▶ Document section
Route sales forces are transitioning to tablets like Motion Computing’s F5-Series Tablet PC, a Barcoding Inc. partner.
Get some tablets and make sales calls in the morning. In essence, that is the advice beverage distributors are getting as mobile technology gets more sophisticated and easier to use. This results in more productive sales calls driven by more and better information.
Devices designed for the consumer market—like tablets and smartphones—have greater versatility and are replacing outdated tools. What they may lack in durability, they make up for with connectivity, relatively low costs, and high-impact and high-information sales presentations. Familiarity with the Android and iOS platforms simplifies training. Vendors also are making advances with compact and wireless printers and the direct store delivery (DSD) software programs that support these new tools.

▶ Supplied entries
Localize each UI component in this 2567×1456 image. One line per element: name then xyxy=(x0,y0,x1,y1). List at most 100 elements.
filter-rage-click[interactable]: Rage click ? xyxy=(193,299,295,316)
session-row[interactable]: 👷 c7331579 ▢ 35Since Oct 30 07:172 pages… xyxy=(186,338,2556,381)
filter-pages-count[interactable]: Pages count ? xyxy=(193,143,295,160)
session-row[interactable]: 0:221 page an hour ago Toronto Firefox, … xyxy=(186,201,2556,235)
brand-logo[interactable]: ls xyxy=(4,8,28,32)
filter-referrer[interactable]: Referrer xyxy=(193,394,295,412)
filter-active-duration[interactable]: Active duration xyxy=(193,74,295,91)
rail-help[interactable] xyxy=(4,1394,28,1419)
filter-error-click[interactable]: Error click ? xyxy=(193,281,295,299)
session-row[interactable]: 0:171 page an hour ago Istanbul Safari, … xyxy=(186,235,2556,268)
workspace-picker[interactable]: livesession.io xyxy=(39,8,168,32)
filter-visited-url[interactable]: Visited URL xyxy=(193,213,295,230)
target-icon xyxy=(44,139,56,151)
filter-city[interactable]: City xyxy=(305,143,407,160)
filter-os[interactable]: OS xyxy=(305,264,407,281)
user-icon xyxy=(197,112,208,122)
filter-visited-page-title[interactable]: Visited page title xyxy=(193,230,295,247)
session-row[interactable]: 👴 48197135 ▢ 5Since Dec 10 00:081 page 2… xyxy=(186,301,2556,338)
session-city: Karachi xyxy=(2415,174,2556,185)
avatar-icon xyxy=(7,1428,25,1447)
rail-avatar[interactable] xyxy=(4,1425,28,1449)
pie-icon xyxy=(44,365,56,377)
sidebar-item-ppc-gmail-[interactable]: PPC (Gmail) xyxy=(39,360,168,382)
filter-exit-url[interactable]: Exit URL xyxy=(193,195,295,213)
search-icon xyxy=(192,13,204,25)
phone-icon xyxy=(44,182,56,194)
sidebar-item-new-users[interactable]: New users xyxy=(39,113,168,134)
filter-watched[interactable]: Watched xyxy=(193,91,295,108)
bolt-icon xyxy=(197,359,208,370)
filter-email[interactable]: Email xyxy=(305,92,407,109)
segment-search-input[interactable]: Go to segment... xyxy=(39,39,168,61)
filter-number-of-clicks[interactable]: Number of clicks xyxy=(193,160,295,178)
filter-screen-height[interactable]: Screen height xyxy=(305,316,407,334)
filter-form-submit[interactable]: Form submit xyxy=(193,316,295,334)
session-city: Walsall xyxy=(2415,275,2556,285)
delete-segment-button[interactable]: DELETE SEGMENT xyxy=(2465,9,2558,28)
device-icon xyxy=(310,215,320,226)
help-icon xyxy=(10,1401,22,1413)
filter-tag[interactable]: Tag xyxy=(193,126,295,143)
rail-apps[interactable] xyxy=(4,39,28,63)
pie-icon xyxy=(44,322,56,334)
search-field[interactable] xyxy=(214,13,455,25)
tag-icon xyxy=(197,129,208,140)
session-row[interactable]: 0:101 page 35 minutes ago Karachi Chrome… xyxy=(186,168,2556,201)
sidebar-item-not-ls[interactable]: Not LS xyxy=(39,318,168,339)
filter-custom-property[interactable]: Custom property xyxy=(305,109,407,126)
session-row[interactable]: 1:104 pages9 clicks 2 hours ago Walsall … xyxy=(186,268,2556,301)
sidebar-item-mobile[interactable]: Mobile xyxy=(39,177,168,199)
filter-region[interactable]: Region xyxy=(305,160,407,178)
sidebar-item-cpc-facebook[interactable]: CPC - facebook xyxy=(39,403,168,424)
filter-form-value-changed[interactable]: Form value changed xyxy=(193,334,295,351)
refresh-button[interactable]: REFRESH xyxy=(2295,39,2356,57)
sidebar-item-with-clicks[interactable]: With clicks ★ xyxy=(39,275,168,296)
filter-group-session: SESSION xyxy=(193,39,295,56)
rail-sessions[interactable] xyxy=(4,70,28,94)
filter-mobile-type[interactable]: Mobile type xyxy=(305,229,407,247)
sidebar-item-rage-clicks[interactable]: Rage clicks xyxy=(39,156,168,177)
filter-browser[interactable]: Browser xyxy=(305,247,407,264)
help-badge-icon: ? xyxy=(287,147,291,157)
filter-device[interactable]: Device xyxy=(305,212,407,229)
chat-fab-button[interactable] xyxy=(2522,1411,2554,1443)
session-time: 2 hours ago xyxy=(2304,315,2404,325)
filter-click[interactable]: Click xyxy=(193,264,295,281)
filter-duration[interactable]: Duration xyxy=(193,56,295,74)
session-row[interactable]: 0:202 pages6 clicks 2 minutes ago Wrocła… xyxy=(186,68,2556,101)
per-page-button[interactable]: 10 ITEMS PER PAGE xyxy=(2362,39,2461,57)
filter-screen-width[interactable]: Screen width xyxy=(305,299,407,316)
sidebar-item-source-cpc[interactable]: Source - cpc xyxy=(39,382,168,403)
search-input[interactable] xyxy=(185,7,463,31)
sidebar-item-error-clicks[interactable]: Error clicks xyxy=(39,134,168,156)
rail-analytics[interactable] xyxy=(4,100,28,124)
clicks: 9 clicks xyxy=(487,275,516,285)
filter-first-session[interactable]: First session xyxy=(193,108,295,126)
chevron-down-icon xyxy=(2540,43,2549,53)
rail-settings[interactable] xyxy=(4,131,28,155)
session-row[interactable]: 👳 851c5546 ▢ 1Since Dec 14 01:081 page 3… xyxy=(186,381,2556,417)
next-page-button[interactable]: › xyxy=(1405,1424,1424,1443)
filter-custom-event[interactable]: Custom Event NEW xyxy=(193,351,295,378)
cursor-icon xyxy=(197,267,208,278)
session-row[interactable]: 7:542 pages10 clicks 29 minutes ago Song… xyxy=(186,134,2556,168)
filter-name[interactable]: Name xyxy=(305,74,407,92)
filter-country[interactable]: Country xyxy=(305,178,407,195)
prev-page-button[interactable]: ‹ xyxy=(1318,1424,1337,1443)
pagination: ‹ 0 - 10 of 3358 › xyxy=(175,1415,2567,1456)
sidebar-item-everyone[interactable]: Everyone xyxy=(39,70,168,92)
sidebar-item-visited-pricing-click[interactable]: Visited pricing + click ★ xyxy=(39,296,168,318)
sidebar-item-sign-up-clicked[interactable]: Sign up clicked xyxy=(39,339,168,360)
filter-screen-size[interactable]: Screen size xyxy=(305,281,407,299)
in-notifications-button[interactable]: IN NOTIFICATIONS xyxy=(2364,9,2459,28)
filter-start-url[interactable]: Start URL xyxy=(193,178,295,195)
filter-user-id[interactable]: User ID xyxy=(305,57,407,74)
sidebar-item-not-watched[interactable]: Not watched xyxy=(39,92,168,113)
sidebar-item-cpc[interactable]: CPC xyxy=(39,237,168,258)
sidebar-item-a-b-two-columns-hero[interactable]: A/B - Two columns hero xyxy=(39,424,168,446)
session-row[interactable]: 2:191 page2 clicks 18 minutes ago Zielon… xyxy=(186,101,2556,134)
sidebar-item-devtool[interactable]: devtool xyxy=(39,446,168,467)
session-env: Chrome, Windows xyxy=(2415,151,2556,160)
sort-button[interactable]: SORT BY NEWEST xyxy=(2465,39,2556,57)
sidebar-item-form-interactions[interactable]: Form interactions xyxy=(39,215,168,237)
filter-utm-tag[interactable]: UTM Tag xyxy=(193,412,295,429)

▶ Set of tasks
**a)** In the passage on mobile technology for beverage route sales, what simplifies training?
**b)** Carry on the passage about tablets and mobile devices in beverage route sales, starting after its final sentence.

▶ The answers
**a)** Familiarity with the Android and iOS platforms simplifies training.

**b)**
While rapidly evolving wearable technologies are receiving media attention, and smartphones have become ubiquitous, it’s tablets that are best-suited for widespread use in beverage sales and distribution, says Andrew Borg, founder and principal, eC3 Consulting. A smartphone is a sales enablement tool for the individual, while a tablet provides that same capability but in such a way that it can be shared with a small group, he says. “That makes a difference in terms of being responsive to customer needs, with the perception of the vendor as being agile and caring, when the customer is presented with and can interact with their own data. Because of their larger screen real estate, tablets are better for information sharing or collaboration, which can be seen as a competitive advantage for a distributor,” he says.
This is part of a larger trend. “The notion of connectivity to all of the elements of the supply chain, in what is often known as ‘The Internet of Things,’ or IoT, is absolutely strategic and part of the near-term future for beverage distribution,” Borg says. With IoT, “every unit and every distribution point can have sensors that are connected via the Internet for management visibility, which can have quantifiable positive business impact,” Borg notes.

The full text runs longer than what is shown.